- Brief
Read the records below and copy each line that contains "covered".

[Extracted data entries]
* Begin *

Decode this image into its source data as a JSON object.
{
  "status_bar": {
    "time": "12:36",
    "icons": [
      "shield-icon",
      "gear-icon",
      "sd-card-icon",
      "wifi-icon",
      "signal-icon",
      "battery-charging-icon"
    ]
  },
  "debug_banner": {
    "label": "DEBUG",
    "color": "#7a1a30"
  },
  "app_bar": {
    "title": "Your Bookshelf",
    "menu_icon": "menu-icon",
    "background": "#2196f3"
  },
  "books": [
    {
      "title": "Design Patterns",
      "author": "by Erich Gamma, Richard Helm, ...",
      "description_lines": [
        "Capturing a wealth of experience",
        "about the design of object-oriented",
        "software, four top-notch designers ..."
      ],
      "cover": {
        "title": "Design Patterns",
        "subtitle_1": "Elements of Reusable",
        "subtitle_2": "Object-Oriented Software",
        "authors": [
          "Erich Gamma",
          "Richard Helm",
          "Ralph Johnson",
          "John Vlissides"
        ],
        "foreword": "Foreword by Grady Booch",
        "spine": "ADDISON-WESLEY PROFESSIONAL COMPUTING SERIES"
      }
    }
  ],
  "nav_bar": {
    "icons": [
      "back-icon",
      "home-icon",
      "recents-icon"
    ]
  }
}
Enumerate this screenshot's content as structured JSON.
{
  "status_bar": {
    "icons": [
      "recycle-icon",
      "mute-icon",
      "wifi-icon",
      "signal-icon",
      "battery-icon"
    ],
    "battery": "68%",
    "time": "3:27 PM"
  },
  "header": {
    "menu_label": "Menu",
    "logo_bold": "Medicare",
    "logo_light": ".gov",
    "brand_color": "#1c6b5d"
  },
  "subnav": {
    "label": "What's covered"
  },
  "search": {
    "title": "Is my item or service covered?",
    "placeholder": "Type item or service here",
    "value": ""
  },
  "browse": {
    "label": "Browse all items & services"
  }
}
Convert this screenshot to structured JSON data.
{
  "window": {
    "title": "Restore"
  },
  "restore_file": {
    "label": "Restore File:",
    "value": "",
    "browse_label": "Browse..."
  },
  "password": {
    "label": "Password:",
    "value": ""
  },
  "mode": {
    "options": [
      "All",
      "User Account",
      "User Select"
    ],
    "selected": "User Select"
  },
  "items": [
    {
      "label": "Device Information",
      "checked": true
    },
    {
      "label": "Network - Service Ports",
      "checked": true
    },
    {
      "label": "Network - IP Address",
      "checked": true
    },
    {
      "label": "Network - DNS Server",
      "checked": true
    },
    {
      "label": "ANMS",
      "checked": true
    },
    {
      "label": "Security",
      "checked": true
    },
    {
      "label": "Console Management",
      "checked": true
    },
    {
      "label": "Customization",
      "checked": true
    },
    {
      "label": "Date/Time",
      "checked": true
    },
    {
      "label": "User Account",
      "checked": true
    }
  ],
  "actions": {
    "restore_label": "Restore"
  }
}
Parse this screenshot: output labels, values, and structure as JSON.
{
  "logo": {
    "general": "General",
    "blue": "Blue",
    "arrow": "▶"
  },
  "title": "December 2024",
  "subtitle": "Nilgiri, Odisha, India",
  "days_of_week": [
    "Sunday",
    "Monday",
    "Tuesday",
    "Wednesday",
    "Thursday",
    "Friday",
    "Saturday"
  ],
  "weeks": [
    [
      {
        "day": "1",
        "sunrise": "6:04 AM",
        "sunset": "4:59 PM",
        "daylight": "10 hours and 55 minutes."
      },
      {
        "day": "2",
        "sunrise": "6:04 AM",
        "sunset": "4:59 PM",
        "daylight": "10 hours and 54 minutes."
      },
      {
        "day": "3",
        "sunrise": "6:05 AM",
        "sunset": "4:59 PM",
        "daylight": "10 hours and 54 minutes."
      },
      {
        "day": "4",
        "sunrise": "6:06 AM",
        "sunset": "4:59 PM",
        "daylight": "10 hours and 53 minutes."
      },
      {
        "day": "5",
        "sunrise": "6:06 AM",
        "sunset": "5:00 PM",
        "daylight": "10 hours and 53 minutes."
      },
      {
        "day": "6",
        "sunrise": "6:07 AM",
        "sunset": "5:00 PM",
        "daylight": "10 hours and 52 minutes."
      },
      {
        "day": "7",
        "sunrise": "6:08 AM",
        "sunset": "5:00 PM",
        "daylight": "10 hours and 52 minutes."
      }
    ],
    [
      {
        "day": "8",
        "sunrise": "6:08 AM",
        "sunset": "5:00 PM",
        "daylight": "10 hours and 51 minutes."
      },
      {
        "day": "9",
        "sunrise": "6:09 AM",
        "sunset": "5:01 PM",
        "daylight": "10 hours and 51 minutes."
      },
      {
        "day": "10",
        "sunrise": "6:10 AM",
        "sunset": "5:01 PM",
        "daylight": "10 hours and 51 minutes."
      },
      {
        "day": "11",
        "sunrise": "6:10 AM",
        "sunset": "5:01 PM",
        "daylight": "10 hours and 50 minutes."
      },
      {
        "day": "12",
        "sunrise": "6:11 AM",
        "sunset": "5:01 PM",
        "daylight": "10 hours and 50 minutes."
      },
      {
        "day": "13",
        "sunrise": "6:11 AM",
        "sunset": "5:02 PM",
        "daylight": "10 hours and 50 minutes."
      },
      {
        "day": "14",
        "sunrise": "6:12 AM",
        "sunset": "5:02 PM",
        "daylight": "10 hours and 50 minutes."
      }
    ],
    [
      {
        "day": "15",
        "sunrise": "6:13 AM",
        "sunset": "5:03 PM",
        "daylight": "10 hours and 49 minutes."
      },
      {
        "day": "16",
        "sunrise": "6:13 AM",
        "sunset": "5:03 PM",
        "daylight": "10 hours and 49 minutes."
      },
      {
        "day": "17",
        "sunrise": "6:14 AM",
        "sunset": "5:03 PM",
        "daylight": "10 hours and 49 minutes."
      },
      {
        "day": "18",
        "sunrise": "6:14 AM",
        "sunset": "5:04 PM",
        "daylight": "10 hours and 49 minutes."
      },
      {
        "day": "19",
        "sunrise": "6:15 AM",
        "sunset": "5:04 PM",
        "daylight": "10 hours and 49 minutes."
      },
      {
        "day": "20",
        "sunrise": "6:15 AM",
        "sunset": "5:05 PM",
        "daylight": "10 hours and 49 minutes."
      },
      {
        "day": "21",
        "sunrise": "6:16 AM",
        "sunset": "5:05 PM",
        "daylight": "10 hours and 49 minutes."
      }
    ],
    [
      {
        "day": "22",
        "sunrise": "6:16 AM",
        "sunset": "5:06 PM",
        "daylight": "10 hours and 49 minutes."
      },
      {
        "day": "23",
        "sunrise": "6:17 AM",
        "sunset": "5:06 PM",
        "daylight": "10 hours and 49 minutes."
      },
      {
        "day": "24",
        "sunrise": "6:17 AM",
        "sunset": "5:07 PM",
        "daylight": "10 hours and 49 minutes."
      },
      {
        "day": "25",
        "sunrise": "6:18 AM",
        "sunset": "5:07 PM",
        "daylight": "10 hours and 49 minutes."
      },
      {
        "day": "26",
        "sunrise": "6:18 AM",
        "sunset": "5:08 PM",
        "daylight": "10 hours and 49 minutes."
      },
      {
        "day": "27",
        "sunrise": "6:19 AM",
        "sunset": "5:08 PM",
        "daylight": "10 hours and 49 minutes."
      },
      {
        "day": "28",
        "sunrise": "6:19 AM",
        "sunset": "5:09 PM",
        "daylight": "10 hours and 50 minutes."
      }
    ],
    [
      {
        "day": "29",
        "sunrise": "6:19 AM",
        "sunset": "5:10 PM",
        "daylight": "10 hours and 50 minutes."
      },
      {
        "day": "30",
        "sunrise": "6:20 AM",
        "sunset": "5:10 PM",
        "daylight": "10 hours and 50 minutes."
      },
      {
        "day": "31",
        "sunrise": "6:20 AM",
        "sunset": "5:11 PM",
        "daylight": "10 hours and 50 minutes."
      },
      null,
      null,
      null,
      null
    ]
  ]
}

* End *

- Output for this exercise
    "label": "What's covered"
    "title": "Is my item or service covered?",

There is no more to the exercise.